• YOUR OBJECTIVE: Write out every entry word for word.

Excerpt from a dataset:
* * * *
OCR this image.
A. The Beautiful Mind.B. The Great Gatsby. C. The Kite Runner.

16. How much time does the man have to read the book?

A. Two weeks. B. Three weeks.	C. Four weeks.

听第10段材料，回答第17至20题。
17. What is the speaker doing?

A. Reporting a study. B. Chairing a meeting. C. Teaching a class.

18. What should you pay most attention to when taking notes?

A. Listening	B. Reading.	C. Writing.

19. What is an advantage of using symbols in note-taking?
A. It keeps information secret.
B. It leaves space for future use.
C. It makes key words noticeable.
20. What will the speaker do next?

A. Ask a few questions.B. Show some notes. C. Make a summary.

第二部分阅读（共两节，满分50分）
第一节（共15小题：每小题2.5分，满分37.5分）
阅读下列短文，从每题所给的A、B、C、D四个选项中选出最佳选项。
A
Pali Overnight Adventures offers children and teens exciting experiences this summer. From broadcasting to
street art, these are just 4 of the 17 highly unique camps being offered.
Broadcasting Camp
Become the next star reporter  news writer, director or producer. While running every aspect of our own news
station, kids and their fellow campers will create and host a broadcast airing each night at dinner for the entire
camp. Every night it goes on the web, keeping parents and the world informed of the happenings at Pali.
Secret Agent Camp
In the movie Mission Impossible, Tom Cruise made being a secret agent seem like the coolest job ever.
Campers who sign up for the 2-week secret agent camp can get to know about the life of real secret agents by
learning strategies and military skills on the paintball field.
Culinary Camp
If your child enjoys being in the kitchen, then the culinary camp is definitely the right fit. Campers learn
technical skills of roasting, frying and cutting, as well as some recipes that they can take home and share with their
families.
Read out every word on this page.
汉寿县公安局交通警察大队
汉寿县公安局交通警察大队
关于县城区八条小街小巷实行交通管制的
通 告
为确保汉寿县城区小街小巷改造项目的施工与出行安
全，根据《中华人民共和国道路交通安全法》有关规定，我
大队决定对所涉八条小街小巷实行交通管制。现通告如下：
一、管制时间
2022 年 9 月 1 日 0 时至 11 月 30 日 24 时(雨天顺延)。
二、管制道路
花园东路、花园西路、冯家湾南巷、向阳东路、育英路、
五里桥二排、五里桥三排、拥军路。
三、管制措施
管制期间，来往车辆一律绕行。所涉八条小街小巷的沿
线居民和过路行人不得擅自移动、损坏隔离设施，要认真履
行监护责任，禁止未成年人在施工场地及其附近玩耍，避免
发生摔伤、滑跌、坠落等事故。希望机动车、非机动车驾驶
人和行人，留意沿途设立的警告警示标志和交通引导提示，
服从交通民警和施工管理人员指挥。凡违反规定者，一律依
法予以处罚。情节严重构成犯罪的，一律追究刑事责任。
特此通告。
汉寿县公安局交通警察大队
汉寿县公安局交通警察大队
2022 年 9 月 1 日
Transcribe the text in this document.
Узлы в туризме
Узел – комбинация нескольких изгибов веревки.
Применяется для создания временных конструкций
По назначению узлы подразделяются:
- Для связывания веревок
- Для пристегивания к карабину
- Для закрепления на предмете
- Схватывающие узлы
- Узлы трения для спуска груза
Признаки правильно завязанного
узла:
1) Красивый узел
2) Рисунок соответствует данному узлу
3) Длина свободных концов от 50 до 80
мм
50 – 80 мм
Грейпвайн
* * * *
• FINAL ANSWER:
OCR this image.
A. The Beautiful Mind.B. The Great Gatsby. C. The Kite Runner.

16. How much time does the man have to read the book?

A. Two weeks. B. Three weeks.	C. Four weeks.

听第10段材料，回答第17至20题。
17. What is the speaker doing?

A. Reporting a study. B. Chairing a meeting. C. Teaching a class.

18. What should you pay most attention to when taking notes?

A. Listening	B. Reading.	C. Writing.

19. What is an advantage of using symbols in note-taking?
A. It keeps information secret.
B. It leaves space for future use.
C. It makes key words noticeable.
20. What will the speaker do next?

A. Ask a few questions.B. Show some notes. C. Make a summary.

第二部分阅读（共两节，满分50分）
第一节（共15小题：每小题2.5分，满分37.5分）
阅读下列短文，从每题所给的A、B、C、D四个选项中选出最佳选项。
A
Pali Overnight Adventures offers children and teens exciting experiences this summer. From broadcasting to
street art, these are just 4 of the 17 highly unique camps being offered.
Broadcasting Camp
Become the next star reporter  news writer, director or producer. While running every aspect of our own news
station, kids and their fellow campers will create and host a broadcast airing each night at dinner for the entire
camp. Every night it goes on the web, keeping parents and the world informed of the happenings at Pali.
Secret Agent Camp
In the movie Mission Impossible, Tom Cruise made being a secret agent seem like the coolest job ever.
Campers who sign up for the 2-week secret agent camp can get to know about the life of real secret agents by
learning strategies and military skills on the paintball field.
Culinary Camp
If your child enjoys being in the kitchen, then the culinary camp is definitely the right fit. Campers learn
technical skills of roasting, frying and cutting, as well as some recipes that they can take home and share with their
families.
Read out every word on this page.
汉寿县公安局交通警察大队
汉寿县公安局交通警察大队
关于县城区八条小街小巷实行交通管制的
通 告
为确保汉寿县城区小街小巷改造项目的施工与出行安
全，根据《中华人民共和国道路交通安全法》有关规定，我
大队决定对所涉八条小街小巷实行交通管制。现通告如下：
一、管制时间
2022 年 9 月 1 日 0 时至 11 月 30 日 24 时(雨天顺延)。
二、管制道路
花园东路、花园西路、冯家湾南巷、向阳东路、育英路、
五里桥二排、五里桥三排、拥军路。
三、管制措施
管制期间，来往车辆一律绕行。所涉八条小街小巷的沿
线居民和过路行人不得擅自移动、损坏隔离设施，要认真履
行监护责任，禁止未成年人在施工场地及其附近玩耍，避免
发生摔伤、滑跌、坠落等事故。希望机动车、非机动车驾驶
人和行人，留意沿途设立的警告警示标志和交通引导提示，
服从交通民警和施工管理人员指挥。凡违反规定者，一律依
法予以处罚。情节严重构成犯罪的，一律追究刑事责任。
特此通告。
汉寿县公安局交通警察大队
汉寿县公安局交通警察大队
2022 年 9 月 1 日
Transcribe the text in this document.
Узлы в туризме
Узел – комбинация нескольких изгибов веревки.
Применяется для создания временных конструкций
По назначению узлы подразделяются:
- Для связывания веревок
- Для пристегивания к карабину
- Для закрепления на предмете
- Схватывающие узлы
- Узлы трения для спуска груза
Признаки правильно завязанного
узла:
1) Красивый узел
2) Рисунок соответствует данному узлу
3) Длина свободных концов от 50 до 80
мм
50 – 80 мм
Грейпвайн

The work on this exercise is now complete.